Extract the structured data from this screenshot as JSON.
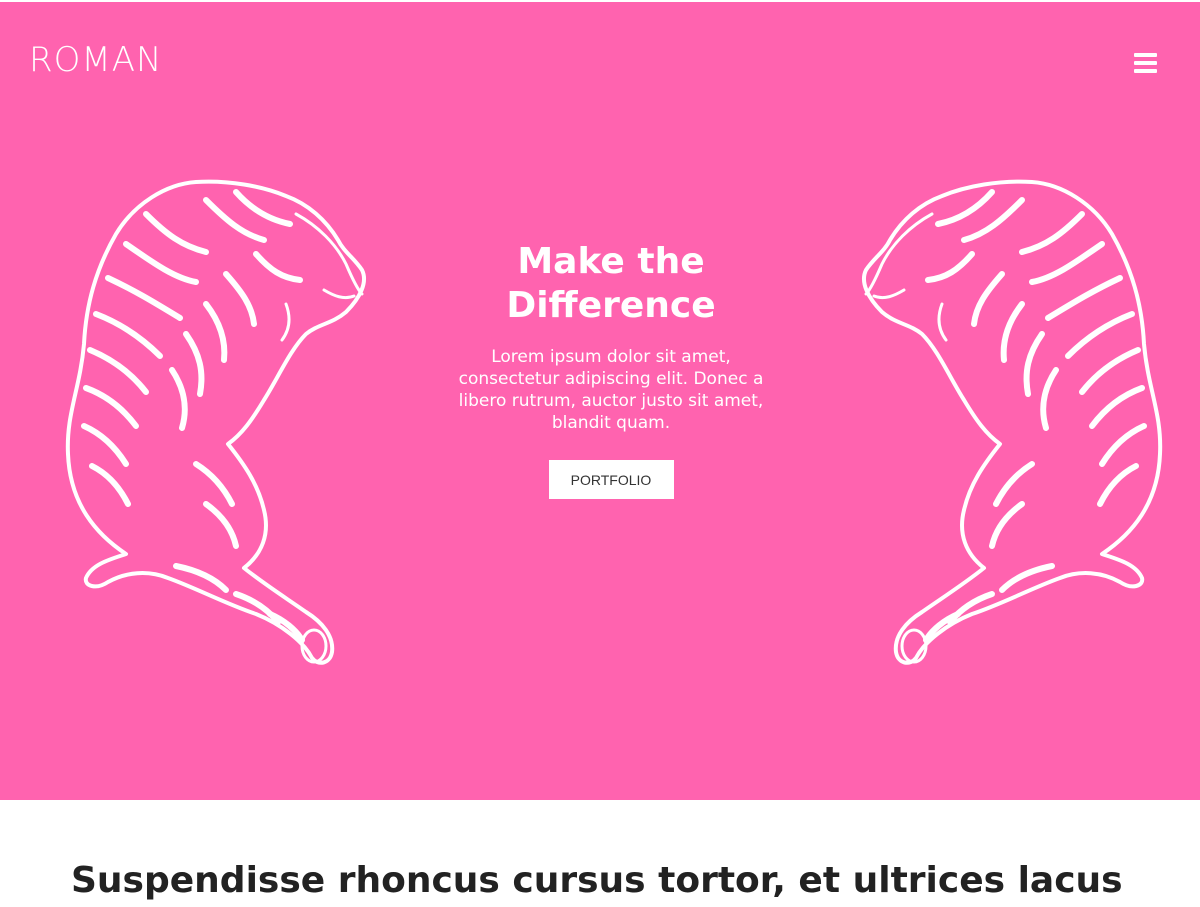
{
  "header": {
    "logo_text": "ROMAN",
    "menu_icon": "hamburger-menu-icon"
  },
  "colors": {
    "hero_background": "#ff63af",
    "text_on_hero": "#ffffff",
    "button_background": "#ffffff",
    "heading_dark": "#222222"
  },
  "hero": {
    "title_line1": "Make the",
    "title_line2": "Difference",
    "description": "Lorem ipsum dolor sit amet, consectetur adipiscing elit. Donec a libero rutrum, auctor justo sit amet, blandit quam.",
    "button_label": "PORTFOLIO",
    "left_illustration": "tiger-illustration",
    "right_illustration": "tiger-illustration"
  },
  "section": {
    "heading": "Suspendisse rhoncus cursus tortor, et ultrices lacus"
  }
}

**Exercise requirements**
Transcribe all the lines above exactly, apart from the pictures.

**Solved exercise**
Extract the structured data from this screenshot as JSON.
{
  "header": {
    "logo_text": "ROMAN",
    "menu_icon": "hamburger-menu-icon"
  },
  "colors": {
    "hero_background": "#ff63af",
    "text_on_hero": "#ffffff",
    "button_background": "#ffffff",
    "heading_dark": "#222222"
  },
  "hero": {
    "title_line1": "Make the",
    "title_line2": "Difference",
    "description": "Lorem ipsum dolor sit amet, consectetur adipiscing elit. Donec a libero rutrum, auctor justo sit amet, blandit quam.",
    "button_label": "PORTFOLIO",
    "left_illustration": "tiger-illustration",
    "right_illustration": "tiger-illustration"
  },
  "section": {
    "heading": "Suspendisse rhoncus cursus tortor, et ultrices lacus"
  }
}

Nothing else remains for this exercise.